### Written problem
Where the word "true" occurs in a line, return that line.

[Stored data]
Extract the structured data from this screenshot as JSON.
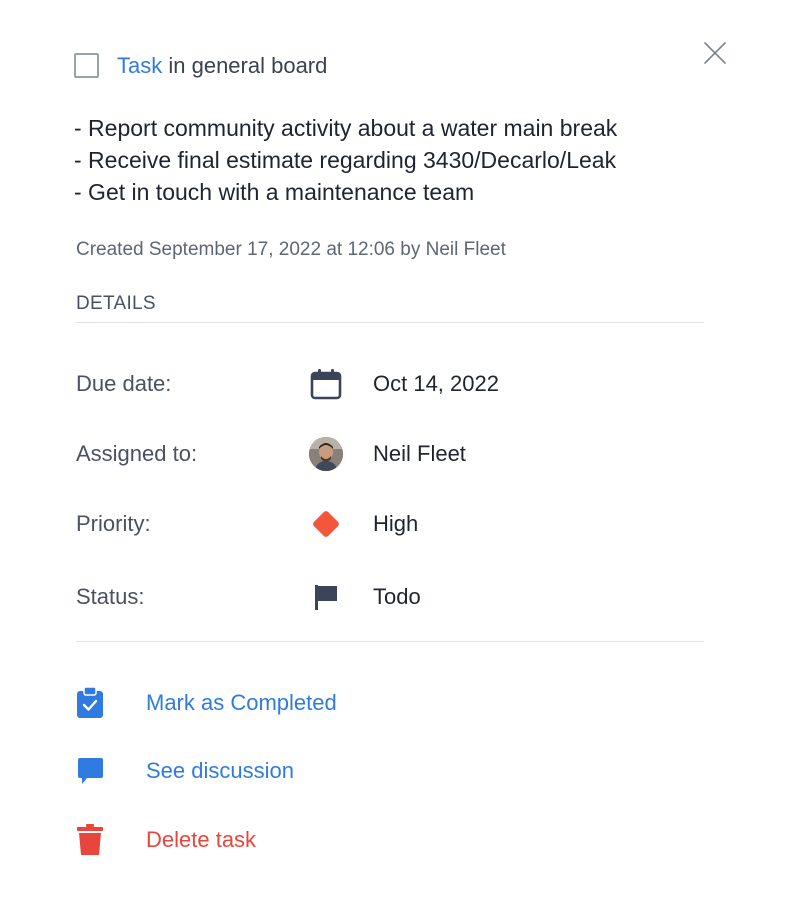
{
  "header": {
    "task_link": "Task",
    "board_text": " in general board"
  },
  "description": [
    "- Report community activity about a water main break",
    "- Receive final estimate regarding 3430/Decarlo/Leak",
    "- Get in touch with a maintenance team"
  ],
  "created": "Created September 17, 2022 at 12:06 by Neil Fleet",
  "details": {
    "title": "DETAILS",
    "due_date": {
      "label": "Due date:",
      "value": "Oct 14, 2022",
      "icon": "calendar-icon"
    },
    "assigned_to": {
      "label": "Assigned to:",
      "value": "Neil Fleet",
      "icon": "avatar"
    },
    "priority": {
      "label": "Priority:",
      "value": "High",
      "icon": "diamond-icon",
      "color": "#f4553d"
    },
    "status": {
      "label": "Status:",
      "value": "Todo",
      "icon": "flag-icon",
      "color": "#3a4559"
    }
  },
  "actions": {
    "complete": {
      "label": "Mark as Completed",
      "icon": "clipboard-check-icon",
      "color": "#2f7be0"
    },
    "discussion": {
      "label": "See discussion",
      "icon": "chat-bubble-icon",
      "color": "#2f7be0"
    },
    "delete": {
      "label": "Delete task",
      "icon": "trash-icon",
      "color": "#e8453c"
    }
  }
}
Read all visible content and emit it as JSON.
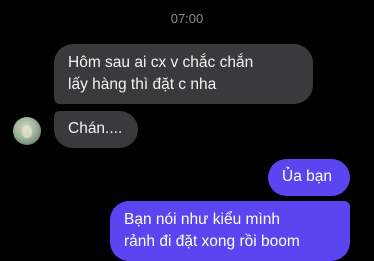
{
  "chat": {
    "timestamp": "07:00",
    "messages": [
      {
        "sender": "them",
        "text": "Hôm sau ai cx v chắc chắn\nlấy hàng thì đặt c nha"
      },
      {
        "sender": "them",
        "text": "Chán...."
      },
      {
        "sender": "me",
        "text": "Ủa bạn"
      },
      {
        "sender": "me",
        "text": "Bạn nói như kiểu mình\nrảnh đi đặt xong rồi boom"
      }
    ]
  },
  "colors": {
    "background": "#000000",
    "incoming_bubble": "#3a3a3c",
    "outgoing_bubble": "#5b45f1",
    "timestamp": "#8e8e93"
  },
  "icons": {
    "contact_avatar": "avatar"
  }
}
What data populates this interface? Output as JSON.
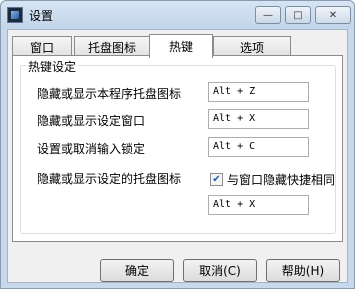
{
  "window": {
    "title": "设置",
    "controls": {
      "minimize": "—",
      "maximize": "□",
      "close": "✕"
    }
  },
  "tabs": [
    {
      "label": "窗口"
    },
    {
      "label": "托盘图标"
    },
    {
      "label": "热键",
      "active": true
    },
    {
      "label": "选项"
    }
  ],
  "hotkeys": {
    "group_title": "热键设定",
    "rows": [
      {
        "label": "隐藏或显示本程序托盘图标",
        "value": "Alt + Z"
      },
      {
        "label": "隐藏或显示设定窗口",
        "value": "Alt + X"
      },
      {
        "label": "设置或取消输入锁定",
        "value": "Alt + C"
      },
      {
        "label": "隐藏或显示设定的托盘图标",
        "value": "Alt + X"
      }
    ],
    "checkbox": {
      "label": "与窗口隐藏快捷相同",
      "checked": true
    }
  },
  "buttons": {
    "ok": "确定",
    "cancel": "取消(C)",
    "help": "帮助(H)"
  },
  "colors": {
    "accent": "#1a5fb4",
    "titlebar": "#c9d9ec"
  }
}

---

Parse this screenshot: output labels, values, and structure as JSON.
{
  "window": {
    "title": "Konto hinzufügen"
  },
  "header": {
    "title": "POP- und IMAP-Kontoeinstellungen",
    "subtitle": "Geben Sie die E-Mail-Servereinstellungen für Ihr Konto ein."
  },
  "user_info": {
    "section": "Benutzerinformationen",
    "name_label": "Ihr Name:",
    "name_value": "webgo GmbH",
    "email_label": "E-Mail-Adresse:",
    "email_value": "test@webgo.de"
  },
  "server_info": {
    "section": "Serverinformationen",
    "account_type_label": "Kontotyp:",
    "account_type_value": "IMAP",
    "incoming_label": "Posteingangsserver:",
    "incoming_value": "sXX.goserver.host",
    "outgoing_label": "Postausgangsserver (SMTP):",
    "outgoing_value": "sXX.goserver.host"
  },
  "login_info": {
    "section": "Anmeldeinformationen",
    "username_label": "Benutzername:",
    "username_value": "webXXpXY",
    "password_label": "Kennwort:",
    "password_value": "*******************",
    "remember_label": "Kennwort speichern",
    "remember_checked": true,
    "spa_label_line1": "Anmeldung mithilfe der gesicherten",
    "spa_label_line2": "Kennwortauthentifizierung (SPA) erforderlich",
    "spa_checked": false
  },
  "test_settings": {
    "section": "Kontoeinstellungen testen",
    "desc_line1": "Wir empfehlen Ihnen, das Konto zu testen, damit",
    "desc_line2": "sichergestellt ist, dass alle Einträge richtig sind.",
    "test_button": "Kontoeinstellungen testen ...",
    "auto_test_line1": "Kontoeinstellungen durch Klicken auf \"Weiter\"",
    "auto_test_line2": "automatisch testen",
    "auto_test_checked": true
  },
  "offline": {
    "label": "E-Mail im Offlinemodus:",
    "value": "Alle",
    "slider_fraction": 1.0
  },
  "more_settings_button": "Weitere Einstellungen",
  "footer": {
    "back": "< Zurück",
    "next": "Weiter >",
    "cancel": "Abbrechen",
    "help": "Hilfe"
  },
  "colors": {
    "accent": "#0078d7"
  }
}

### Final result
      "active": true
      "checked": true
    "remember_checked": true,
    "auto_test_checked": true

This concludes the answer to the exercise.